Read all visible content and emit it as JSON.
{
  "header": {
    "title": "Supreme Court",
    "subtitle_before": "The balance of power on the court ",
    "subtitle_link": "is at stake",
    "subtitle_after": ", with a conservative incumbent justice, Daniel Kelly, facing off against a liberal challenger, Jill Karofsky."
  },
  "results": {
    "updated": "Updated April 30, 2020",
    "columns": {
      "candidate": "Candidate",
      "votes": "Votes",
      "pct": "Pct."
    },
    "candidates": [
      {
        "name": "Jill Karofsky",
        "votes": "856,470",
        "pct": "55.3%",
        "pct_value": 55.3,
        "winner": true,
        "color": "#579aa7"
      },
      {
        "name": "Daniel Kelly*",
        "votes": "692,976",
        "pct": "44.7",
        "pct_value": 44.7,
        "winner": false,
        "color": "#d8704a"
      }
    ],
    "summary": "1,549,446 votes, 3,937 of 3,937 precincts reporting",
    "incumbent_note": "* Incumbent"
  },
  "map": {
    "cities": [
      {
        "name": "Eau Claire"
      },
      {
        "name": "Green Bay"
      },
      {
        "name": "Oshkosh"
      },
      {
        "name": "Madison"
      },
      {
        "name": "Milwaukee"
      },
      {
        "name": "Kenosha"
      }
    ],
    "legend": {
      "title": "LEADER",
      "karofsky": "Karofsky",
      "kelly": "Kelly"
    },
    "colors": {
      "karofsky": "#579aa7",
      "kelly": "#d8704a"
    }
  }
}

*What is needed*:
Of the lines in the listing, how many hold the word "Daniel"? Nothing but the number is needed.

*Solution for this task*:
2